### Parts of the exercise
a. Reproduce the PFC documentation between "The IP VPN feature" and "and better scalability.", inclusive, changing "scalable" to "extensible".
b. Extend the PFC documentation beyond its final sentence.

### Source passage
------------------------------------------------------------
This example shows how to display the multicast adjacency allocation in a region:
 
Router#show mls cef adjacency region 22
 
Region22:
Head: 1738B610, 16377, 360455
Next: 1738B610, 16377, 360455
Midptr: 0
Limit: 16057
Usage: 7
Start: 360448
End: 376831
Size: 16384
MidPt: 368476
Search: 1
Stats: 1
BC[0]: 1
BC[1]: 0
BC[2]: 0
BC[3]: 0
BC[4]: 0
 
This example shows how to display the multicast adjacency internal details:
 
Router#show mls cef adjacency internal
 
Alloc req: 1506
Dealloc req: 1250
Invalid free: 0
Internal alloc fail: 0
Chunk malloc fail: 0
CCC notify: 0
Num of region: 65
Num of mcast regions: 32
Num of stats regions: 32
Num no-stats regions: 32
Mcast start: 0
Mcast end: 31
Stats start: 1
Stats end: 31
No-stats start: 32
No-stats end: 63
ACL region num: 64
Stats adj req fails: 0
No-stats adj req fails: 0
Stats cur adj req fails: 0
No-stats cur adj req fails: 0
Mcast region req fails: 0
 

VPN Switching on the PFC

These sections describe VPN switching on the PFC:

VPN Switching Operation on the PFC

The IP VPN feature for MPLS allows a Cisco IOS network to deploy scalable IP Layer 3 VPN backbone services to multiple sites deployed on a shared infrastructure while also providing the same access or security policies as a private network. VPN based on MPLS technology provides the benefits of routing isolation and security, as well as simplified routing and better scalability.

Refer to the Cisco IOS software documentation for a conceptual MPLS VPN overview and configuration details at this URL:

http://www.cisco.com/univercd/cc/td/doc/product/software/ios122/122cgcr/fswtch_c/swprt3/index.htm

A typical MPLS VPN network topology is shown in Figure 26-3.

Figure 26-3 VPNs with Service Provider Backbone

 

At the ingress PE, the PFC makes a forwarding decision based on the packet headers. The PFC contains a table that maps VLANs to VPNs. In the Cisco 7600 series router architecture, all physical ingress interfaces in the system are associated with a specific VPN. The PFC looks up the IP destination address in the CEF table but only against prefixes that are in the specific VPN. (The table entry points to a specific set of adjacencies and one is chosen as part of the load-balancing decision if multiple parallel paths exist.)
------------------------------------------------------------
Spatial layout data
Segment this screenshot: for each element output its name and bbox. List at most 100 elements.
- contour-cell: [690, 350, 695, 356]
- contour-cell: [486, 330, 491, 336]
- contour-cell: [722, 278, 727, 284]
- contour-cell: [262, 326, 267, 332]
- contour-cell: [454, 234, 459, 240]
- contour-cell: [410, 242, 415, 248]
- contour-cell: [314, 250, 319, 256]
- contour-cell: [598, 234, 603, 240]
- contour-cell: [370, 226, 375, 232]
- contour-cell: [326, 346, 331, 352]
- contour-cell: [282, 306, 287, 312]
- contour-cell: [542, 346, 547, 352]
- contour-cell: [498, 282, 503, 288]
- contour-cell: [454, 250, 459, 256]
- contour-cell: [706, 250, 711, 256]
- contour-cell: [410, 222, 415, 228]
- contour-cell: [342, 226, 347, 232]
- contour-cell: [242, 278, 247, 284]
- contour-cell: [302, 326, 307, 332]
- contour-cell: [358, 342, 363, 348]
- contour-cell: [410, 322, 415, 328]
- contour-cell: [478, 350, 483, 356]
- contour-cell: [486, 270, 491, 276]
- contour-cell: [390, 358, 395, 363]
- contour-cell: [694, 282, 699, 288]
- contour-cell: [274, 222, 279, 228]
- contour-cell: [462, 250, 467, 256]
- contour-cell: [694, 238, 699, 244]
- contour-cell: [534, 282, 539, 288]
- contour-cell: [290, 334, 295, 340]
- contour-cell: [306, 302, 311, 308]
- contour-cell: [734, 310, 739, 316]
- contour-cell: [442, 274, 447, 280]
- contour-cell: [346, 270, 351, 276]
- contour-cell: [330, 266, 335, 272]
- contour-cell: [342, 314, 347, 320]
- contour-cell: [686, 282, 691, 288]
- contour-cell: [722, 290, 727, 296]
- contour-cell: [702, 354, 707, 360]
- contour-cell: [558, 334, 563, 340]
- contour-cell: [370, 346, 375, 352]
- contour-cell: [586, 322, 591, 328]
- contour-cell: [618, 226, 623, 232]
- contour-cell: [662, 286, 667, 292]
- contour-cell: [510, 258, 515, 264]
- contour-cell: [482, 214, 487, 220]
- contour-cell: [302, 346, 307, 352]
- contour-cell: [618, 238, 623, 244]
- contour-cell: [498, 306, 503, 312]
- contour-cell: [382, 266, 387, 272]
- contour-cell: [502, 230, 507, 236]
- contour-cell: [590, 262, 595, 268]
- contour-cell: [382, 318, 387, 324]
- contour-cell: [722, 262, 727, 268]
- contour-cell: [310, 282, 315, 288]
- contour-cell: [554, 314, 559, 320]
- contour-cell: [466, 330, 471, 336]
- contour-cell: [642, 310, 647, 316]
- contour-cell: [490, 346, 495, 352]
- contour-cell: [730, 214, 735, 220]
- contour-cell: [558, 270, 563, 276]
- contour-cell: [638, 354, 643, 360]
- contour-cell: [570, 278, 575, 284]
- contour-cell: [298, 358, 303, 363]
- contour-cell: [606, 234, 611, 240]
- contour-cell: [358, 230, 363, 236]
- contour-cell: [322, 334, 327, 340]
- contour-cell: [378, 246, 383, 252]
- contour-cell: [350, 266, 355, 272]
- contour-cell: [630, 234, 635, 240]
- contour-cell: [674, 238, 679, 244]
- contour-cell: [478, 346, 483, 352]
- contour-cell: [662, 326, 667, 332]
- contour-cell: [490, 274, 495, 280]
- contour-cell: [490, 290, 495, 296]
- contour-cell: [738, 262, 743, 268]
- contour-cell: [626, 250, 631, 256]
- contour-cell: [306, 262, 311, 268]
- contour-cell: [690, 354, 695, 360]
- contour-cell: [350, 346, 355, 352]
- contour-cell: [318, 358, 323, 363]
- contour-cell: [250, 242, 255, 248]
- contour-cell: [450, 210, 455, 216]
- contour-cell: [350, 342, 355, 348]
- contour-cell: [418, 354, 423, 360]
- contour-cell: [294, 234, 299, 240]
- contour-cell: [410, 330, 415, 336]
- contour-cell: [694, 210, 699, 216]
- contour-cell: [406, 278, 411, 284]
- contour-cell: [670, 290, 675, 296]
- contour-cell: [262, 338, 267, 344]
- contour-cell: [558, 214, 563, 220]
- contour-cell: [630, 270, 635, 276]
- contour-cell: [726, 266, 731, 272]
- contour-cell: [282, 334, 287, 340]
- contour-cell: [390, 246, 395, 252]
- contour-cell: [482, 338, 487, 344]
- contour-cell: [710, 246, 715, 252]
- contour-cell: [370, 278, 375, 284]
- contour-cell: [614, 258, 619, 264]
------------------------------------------------------------
### Responses by task
a.
The IP VPN feature for MPLS allows a Cisco IOS network to deploy extensible IP Layer 3 VPN backbone services to multiple sites deployed on a shared infrastructure while also providing the same access or security policies as a private network. VPN based on MPLS technology provides the benefits of routing isolation and security, as well as simplified routing and better scalability.

b.
The table entry contains the information on the Layer 2 header that the packet needs, as well as the specific MPLS labels to be pushed onto the frame. The information to rewrite the packet goes back to the ingress line card where it is rewritten and forwarded to the egress line interface.

VPN traffic is handled at the egress from the PE based upon the per-prefix labels or aggregate labels. If per-prefix labels are used, then each VPN prefix has a unique label association; this allows the PE to forward the packet to the final destination based upon a label lookup in the FIB.


Note The PFC allocates only one aggregate label per VRF.


If aggregate labels are used for disposition in an egress PE, many prefixes on the multiple interfaces may be associated with the label. In this case, the PFC must perform an IP lookup to determine the final destination. The IP lookup may require recirculation.

MPLS VPN Guidelines and Restrictions

When configuring MPLS VPN, follow these guidelines and restrictions:

  • The PFC supports a total of 1024 VRFs per chassis a with enhanced OSMs. Using a nonenhanced OSM causes the system to default to 511 VRFs.
  • The PFC recirculates VPNs when the number of VPNs is over 511.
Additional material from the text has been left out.